Region annotation records:
━━━━━━━━━━━━━━━━━━━━━━━━━━━━━━

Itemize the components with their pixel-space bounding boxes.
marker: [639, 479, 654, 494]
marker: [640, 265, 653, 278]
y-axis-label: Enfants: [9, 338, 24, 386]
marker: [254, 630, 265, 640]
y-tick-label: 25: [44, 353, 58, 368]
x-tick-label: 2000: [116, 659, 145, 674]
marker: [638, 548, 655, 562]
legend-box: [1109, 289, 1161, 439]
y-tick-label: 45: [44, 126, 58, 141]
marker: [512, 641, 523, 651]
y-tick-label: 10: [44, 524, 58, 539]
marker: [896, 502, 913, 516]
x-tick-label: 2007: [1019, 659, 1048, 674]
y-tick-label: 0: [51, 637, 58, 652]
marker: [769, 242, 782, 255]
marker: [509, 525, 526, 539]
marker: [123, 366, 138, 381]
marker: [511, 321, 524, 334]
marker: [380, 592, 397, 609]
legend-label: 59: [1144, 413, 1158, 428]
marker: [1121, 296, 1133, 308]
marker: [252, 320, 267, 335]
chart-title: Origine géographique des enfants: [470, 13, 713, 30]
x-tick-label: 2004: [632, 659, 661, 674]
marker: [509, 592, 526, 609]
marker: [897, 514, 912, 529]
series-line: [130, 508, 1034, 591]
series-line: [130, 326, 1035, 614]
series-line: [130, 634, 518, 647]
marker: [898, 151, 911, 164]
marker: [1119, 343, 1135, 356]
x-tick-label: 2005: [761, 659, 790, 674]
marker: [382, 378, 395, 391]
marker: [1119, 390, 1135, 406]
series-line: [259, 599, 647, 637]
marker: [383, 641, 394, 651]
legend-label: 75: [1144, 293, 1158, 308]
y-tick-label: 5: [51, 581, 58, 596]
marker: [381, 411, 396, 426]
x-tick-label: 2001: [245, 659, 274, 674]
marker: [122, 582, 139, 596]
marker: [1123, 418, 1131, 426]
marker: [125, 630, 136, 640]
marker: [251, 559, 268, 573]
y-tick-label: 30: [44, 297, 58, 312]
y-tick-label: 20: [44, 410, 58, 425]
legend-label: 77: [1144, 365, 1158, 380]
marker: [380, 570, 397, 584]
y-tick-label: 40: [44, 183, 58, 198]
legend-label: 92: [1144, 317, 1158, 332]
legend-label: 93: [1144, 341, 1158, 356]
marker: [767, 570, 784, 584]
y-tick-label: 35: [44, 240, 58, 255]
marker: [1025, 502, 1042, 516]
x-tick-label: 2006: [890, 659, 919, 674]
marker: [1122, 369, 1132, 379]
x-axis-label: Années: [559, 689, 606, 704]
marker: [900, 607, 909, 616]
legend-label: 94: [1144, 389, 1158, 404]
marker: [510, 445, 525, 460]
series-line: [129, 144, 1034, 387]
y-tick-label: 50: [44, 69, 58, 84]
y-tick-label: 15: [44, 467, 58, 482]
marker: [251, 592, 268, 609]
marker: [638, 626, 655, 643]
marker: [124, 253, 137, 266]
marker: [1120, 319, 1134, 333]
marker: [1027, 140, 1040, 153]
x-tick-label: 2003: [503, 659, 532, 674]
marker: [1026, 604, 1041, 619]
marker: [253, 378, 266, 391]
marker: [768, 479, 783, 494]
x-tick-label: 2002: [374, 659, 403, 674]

━━━━━━━━━━━━━━━━━━━━━━━━━━━━━━

**STATED PROBLEM**
Count the lines in the records above that contain the string "axis", and give only the number.

**WRITTEN SOLUTION**
2